*Reading passage*

------------------------------------------------------------------------

Laboratory testing in autoimmune rheumatic diseases

Abstract

There are a number of pathological conditions in which tissue damage occurs in association with immune activation directed against components of normal tissue. The initial damaging events usually involve cells of the immune system, the T-cells, but the cell damage releases antigens that become targets for an antibody response. The detection and quantification of autoantibodies has become an important component in the diagnosis and management of autoimmune rheumatic diseases such as rheumatoid arthritis, systemic lupus erythematosus, the systemic vasculitides and systemic sclerosis. Each of these diseases is associated with a particular autoantibody or group of autoantibodies. They are usually detected by their reaction against tissue components using subjective methods such as indirect immunofluorescence. Any positive samples are further analysed using more specific and quantitative methods for the 'quantification' of the specific autoantibody concentration. It is important that these autoantibodies are not considered to be 'gold standard' tests: they are no more than markers of the disease with significant limitations. They are best used as part of a diagnostic panel rather than as a marker indicating one particular disease. Techniques are gradually improving, giving numerical results rather than titres, but a lack of standardization makes these results extremely variable. Many of the markers show no correlation with disease activity. Their use should be restricted to the initial investigation and not repeated every time the patient is followed up. Other markers do, however, correlate with disease activity and can be used to monitor disease. When investigating patients who have symptoms associated with autoimmune rheumatic diseases, analytes such as immunoglobulins, complement components and C-reactive protein may all be measured.

------------------------------------------------------------------------

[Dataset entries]

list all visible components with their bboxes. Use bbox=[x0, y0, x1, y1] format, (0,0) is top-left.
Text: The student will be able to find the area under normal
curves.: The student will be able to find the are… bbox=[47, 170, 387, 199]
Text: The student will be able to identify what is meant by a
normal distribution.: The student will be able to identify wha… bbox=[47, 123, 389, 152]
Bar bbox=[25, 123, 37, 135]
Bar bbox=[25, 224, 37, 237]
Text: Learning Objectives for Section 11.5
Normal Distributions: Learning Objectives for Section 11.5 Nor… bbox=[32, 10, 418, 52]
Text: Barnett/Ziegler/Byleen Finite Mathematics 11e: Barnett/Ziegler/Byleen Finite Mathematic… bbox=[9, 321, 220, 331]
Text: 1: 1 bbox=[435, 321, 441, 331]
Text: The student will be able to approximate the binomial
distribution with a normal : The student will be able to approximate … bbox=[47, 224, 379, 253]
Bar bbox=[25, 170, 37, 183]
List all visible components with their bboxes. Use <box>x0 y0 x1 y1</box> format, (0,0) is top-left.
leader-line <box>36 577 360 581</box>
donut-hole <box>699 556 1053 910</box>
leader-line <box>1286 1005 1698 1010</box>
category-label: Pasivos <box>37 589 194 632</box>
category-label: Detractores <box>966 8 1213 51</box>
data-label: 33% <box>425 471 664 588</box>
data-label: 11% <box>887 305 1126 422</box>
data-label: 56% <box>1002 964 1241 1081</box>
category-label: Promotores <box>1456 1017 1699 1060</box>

------------------------------------------------------------------------

*Explore the material*
a – Using the abstract on autoimmune testing, answer each of these:
(i) Which immune cells are usually involved in the initial damaging events?
(ii) What subjective method is named for detecting autoantibodies by their reaction against tissue components?
(iii) What analytes may be measured when investigating patients with symptoms of autoimmune rheumatic diseases?
b – How would you render this sentence from the abstract on autoimmune testing in Spanish: "Many of the markers show no correlation with disease activity."
c – Does the abstract on autoimmune testing agree with each statement? Answer yes or no, and quote the deciding words.
(i) Autoantibodies should be regarded as gold standard tests.
(ii) Some markers can be used to monitor disease.
(iii) Standardization makes the numerical results consistent.
The dataset entries are separate material, unrelated to the abstract on autoimmune testing.

*Answers for each item*
a –
(i) T-cells
(ii) Indirect immunofluorescence
(iii) Immunoglobulins, complement components and C-reactive protein

b – Muchos de los marcadores no muestran correlación con la actividad de la enfermedad.

c –
(i) No: "It is important that these autoantibodies are not considered to be 'gold standard' tests"
(ii) Yes: "Other markers do, however, correlate with disease activity and can be used to monitor disease."
(iii) No: "a lack of standardization makes these results extremely variable"